Extracted data entries
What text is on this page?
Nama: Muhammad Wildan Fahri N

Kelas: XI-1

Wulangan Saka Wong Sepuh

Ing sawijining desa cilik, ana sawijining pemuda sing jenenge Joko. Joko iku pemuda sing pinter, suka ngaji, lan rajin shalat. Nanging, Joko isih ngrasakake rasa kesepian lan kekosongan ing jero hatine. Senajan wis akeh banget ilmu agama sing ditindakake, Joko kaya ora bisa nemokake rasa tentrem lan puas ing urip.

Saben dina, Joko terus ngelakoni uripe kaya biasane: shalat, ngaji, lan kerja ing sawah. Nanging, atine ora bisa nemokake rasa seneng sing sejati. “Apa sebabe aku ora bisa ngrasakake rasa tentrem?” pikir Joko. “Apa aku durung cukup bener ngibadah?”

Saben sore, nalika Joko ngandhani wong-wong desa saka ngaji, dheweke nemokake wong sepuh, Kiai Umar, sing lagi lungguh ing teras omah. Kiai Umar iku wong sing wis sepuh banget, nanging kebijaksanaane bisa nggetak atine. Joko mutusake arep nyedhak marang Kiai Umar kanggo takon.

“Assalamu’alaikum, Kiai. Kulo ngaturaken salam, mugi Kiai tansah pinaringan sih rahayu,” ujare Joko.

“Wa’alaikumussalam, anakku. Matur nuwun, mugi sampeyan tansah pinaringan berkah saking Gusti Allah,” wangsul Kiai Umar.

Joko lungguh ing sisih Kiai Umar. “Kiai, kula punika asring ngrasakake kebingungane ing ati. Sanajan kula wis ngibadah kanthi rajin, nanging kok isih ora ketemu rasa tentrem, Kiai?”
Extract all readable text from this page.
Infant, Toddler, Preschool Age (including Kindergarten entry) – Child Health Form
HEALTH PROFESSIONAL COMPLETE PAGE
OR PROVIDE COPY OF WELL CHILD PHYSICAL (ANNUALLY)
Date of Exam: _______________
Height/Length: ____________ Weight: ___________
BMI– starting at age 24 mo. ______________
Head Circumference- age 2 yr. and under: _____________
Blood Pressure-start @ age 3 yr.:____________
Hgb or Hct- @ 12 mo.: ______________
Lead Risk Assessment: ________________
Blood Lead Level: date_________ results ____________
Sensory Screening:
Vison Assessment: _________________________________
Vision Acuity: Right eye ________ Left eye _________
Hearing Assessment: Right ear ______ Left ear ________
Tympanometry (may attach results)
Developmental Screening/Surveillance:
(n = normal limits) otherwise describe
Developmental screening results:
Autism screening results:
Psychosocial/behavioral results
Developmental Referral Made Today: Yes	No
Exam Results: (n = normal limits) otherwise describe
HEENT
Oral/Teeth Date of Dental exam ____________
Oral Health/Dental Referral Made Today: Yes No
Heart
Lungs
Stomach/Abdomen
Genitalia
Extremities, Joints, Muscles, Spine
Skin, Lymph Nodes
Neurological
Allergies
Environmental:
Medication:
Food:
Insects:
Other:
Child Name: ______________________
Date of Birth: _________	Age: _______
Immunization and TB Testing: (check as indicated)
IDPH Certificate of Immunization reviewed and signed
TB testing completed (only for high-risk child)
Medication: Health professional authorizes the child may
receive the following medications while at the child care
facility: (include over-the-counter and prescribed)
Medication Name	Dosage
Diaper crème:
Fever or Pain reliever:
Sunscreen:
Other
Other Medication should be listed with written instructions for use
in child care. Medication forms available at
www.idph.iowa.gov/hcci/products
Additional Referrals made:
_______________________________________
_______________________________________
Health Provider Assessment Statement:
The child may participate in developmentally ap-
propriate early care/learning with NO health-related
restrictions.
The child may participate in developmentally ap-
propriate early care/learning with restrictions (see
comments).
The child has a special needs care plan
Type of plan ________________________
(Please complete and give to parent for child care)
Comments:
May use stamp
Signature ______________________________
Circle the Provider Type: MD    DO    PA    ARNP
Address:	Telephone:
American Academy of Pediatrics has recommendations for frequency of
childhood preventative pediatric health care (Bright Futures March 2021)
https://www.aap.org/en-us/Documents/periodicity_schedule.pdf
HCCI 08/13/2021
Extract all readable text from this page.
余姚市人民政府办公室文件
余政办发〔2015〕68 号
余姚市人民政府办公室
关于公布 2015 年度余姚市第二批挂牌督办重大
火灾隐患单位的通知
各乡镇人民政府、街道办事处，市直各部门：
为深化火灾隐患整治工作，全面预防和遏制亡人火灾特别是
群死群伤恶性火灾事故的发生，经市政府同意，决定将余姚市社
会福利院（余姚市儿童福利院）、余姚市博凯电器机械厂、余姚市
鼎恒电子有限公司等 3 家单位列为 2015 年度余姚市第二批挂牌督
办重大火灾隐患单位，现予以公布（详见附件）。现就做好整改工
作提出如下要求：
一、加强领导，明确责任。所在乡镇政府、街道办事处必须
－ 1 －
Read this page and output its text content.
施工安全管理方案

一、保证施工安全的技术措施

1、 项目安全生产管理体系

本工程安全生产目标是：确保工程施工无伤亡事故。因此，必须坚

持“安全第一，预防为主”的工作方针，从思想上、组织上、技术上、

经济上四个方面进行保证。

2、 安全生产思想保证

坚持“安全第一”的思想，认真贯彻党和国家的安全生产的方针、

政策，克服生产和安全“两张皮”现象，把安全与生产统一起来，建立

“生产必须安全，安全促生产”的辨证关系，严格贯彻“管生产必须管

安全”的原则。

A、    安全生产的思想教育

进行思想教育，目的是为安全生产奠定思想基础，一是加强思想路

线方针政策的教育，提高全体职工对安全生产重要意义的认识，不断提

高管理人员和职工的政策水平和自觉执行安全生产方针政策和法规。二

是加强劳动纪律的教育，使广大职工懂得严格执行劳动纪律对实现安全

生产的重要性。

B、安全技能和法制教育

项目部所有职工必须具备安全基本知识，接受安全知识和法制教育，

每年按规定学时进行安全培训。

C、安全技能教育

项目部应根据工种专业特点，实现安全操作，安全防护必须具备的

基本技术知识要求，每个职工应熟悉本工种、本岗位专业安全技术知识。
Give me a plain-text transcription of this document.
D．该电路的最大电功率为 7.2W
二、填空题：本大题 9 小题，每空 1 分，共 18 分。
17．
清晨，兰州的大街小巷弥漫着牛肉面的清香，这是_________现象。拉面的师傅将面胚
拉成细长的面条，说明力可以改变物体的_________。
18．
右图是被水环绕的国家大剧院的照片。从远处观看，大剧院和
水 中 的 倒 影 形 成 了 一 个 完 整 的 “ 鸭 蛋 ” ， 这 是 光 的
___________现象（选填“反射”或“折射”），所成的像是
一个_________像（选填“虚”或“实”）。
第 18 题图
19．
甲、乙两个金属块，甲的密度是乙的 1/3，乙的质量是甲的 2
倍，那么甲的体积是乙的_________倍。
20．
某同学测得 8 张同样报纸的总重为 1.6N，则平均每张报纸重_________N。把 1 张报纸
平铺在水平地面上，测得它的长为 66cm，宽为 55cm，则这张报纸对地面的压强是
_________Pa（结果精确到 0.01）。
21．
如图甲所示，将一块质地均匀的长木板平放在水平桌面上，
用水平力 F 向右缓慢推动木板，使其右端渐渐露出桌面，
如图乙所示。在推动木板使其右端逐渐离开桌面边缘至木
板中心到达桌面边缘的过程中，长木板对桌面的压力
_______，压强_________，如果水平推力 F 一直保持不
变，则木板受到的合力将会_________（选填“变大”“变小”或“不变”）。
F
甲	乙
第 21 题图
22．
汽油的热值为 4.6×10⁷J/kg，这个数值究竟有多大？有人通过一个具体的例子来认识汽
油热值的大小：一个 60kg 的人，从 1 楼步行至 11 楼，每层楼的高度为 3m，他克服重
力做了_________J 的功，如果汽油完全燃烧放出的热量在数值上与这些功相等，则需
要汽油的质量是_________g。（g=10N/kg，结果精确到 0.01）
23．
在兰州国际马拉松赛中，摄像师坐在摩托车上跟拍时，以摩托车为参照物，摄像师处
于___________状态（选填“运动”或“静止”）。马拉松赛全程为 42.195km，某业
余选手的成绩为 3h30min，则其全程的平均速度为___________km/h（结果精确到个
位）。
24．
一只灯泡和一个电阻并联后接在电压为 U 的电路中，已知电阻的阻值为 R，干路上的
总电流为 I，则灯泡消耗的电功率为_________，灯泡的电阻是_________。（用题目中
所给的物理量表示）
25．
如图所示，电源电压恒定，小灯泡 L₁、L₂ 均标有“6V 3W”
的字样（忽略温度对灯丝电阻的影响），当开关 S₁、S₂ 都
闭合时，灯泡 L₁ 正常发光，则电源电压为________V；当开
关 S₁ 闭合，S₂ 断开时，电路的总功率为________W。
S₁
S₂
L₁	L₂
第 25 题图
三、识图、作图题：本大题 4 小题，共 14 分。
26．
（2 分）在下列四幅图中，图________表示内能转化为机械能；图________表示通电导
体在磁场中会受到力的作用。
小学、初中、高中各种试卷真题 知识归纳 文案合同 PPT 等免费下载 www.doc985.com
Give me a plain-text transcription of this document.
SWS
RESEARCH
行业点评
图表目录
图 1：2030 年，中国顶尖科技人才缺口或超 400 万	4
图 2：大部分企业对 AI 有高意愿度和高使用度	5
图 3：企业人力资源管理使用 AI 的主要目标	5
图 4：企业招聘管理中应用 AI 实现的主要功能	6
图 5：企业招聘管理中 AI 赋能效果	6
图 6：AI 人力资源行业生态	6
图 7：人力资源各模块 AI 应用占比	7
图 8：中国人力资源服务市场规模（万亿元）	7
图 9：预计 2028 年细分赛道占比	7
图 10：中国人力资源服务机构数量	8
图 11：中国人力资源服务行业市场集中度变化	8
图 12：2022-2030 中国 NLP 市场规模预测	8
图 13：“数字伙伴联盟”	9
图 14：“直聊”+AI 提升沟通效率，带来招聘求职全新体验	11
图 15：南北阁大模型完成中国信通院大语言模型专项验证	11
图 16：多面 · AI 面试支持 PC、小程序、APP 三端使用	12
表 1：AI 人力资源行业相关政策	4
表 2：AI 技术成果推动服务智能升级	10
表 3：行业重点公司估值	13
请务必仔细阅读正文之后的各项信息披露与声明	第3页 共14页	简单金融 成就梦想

**INSTRUCTION:** Looking at the material above, count the lines containing the string "pinaringan" and reply with the count alone.

**FULL OUTPUT:** 2